* _PROBLEM REQUIREMENTS_
Copy out every line in which the string "wird" occurs.

==== EXERCISE INPUT

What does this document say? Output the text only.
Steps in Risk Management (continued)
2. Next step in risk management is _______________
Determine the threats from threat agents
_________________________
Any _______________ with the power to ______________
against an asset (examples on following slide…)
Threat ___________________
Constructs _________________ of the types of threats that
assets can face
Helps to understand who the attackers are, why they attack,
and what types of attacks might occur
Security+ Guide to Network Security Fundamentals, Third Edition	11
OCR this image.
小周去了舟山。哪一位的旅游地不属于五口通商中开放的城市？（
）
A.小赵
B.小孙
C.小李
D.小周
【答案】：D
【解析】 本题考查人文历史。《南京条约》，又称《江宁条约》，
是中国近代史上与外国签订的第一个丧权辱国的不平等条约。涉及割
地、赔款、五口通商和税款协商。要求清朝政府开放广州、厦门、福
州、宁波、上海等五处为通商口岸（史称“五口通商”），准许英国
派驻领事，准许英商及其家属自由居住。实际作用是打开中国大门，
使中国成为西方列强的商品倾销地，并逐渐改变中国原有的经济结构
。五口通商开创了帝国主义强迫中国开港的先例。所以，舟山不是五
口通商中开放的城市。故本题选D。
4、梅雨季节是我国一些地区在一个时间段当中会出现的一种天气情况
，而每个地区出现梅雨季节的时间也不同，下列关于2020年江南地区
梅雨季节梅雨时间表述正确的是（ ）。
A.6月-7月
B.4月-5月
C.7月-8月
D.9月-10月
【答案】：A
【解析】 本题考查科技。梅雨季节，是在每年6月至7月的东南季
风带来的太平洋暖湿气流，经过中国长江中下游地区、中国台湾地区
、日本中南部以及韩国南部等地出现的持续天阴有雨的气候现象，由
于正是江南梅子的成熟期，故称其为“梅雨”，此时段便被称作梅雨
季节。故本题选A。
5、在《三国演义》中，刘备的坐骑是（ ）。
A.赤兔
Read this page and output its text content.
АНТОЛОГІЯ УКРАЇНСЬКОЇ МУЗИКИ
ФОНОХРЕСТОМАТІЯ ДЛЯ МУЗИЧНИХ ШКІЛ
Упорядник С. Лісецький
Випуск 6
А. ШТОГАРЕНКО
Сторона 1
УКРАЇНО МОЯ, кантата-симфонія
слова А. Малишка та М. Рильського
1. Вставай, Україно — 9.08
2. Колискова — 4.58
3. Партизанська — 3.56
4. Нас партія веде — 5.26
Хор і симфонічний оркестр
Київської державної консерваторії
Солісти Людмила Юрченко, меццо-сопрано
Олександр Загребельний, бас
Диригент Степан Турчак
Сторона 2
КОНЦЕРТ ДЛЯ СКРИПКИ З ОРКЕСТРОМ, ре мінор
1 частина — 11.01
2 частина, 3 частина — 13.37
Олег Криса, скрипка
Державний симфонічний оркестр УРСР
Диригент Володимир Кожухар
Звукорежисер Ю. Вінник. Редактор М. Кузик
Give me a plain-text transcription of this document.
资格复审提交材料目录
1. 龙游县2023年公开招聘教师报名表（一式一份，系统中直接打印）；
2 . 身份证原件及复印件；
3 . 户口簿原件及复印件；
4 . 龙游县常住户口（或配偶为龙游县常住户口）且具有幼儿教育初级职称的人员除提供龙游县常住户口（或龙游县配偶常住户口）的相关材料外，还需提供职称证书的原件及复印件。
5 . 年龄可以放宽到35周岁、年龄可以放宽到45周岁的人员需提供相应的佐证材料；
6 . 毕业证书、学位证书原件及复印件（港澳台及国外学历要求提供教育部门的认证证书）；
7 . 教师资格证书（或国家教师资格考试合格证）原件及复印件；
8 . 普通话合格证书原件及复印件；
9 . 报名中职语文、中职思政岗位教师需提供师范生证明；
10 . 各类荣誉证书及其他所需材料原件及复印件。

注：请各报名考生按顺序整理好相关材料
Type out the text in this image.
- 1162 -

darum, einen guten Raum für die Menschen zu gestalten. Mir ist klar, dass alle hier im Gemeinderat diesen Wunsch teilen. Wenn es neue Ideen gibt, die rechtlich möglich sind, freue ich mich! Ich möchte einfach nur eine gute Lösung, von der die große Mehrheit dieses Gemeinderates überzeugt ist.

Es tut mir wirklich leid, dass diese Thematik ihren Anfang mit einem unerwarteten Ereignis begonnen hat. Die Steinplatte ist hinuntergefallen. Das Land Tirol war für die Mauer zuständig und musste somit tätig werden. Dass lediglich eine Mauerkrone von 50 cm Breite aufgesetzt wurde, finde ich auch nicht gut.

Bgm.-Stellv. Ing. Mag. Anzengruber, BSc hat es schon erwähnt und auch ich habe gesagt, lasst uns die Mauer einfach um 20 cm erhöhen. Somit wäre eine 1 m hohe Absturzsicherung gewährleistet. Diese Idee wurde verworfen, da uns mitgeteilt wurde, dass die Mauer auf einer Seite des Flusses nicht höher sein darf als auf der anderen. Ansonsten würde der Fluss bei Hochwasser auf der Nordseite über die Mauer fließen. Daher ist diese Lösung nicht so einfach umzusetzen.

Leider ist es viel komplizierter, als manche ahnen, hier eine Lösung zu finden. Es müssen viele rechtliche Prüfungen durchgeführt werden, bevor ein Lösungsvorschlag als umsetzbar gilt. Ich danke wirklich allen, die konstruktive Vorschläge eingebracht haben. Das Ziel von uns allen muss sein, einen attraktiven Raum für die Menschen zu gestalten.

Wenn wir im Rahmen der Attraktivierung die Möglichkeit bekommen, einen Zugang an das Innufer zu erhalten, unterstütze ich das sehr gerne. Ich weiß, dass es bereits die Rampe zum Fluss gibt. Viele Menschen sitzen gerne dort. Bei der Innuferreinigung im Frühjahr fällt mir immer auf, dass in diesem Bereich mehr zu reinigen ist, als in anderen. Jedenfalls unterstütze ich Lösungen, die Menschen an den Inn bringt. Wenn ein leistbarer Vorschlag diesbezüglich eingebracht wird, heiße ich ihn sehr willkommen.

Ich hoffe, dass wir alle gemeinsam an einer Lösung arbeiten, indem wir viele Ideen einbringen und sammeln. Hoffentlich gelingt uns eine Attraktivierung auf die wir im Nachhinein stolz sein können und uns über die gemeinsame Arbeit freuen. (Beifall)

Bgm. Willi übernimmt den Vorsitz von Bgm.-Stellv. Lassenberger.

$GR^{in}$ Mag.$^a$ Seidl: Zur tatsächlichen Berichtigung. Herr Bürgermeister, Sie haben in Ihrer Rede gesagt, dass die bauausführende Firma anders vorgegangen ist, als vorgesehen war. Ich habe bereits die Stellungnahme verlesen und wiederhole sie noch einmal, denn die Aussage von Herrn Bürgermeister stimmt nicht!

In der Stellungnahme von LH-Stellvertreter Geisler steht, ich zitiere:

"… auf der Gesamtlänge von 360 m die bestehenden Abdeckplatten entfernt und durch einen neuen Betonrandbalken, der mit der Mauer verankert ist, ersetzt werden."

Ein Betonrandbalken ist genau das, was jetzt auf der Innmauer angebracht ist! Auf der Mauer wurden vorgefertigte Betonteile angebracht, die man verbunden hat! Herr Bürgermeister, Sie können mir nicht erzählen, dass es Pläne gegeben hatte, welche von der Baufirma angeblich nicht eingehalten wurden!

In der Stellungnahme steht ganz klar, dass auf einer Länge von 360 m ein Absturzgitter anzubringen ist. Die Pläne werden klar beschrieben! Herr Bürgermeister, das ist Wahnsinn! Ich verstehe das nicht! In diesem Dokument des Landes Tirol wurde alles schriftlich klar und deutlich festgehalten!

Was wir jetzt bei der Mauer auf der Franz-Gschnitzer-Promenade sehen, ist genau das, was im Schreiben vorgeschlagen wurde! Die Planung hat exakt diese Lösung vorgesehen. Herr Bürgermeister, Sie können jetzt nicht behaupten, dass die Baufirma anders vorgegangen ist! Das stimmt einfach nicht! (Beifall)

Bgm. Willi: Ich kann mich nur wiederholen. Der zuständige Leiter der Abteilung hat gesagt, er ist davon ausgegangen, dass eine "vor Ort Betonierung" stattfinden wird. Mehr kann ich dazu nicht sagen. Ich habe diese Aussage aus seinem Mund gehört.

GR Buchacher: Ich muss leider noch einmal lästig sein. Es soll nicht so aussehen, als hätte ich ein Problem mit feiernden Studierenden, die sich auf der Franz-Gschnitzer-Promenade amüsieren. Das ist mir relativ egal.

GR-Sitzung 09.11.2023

========

* _SOLUTION FOR THIS EXERCISE_
Wenn wir im Rahmen der Attraktivierung die Möglichkeit bekommen, einen Zugang an das Innufer zu erhalten, unterstütze ich das sehr gerne. Ich weiß, dass es bereits die Rampe zum Fluss gibt. Viele Menschen sitzen gerne dort. Bei der Innuferreinigung im Frühjahr fällt mir immer auf, dass in diesem Bereich mehr zu reinigen ist, als in anderen. Jedenfalls unterstütze ich Lösungen, die Menschen an den Inn bringt. Wenn ein leistbarer Vorschlag diesbezüglich eingebracht wird, heiße ich ihn sehr willkommen.
Bgm. Willi: Ich kann mich nur wiederholen. Der zuständige Leiter der Abteilung hat gesagt, er ist davon ausgegangen, dass eine "vor Ort Betonierung" stattfinden wird. Mehr kann ich dazu nicht sagen. Ich habe diese Aussage aus seinem Mund gehört.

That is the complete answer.